## [Exercise set]
**1)** In the text on Japanese newspapers, in what year did newspaper readership in Japan peak?
**2)** Write out everything in the text on Japanese newspapers from "What doesn’t kill" down to "toed the line.".
**3)** List the four activities that the text on Japanese newspapers names for the watchdog that democracy needs.

[begin Reading text]

Imagine life without newspapers. We may soon be living it.
Newspapers in one form or another have been around in Japan since the 17th century, innocent and unpolitical at first, less so as time passed. By the late 19th century their very existence, associated as they were with an embryonic political opposition, was seen – rightly – as a challenge to absolute rule, which responded at times with blunt suppression.
What doesn’t kill you makes you stronger. The press grew. In 1919 an estimated 80 percent of Tokyo workers were newspaper subscribers. The 1917 Russian Revolution showed clearly enough what an awakened proletariat could lead to. As the relatively liberal “Taisho democracy” of the 1920s faded into the militarism of the ’30s, journalists faced a stark choice: Toe the official line or be branded subversive. Most toed the line.
Postwar, the press came back into its own, a “fourth estate” under constitutional protection, its eye on power lest power get out of hand, as it so recently had with such catastrophic consequences. Democracy is unthinkable without a watchdog probing, questioning, investigating and reporting fairly and objectively what it sees going on. The public must know and has a right to know. The press suppressed, blinded or muted is democracy undone.
So this is what’s at stake as Shukan Gendai (Dec 23) reports “the great newspaper collapse.”
For a quarter of a century it’s been gathering momentum. Newspaper readership in Japan peaked in 1997 at 53.76 million copies. It’s now 30.84 million. Extinction, though not certain, is in view. Should we worry?

[end Reading text]
[begin Stored rows]

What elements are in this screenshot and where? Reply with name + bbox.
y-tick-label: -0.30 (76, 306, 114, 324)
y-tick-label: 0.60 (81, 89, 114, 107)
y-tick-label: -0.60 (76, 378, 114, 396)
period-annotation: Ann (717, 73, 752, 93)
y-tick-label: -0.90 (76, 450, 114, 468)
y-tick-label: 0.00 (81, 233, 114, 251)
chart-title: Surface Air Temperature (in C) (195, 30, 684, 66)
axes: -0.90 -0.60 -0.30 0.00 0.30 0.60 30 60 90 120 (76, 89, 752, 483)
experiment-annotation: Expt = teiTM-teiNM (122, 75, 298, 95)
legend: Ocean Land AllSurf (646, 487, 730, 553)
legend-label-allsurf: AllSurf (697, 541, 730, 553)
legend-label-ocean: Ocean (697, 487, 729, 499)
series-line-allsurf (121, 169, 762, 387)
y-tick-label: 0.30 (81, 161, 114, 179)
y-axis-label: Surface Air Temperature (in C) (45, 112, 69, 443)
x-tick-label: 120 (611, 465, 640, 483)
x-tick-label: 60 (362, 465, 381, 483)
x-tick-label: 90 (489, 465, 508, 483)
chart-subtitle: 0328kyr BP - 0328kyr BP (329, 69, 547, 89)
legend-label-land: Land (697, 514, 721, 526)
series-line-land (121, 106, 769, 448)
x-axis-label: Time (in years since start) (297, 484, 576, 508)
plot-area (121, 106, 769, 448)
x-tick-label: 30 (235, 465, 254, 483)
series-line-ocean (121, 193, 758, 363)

[end Stored rows]

## [Answers to the exercises]
**1)** 1997, at 53.76 million copies.

**2)**
What doesn’t kill you makes you stronger. The press grew. In 1919 an estimated 80 percent of Tokyo workers were newspaper subscribers. The 1917 Russian Revolution showed clearly enough what an awakened proletariat could lead to. As the relatively liberal “Taisho democracy” of the 1920s faded into the militarism of the ’30s, journalists faced a stark choice: Toe the official line or be branded subversive. Most toed the line.

**3)** Probing, questioning, investigating, and reporting.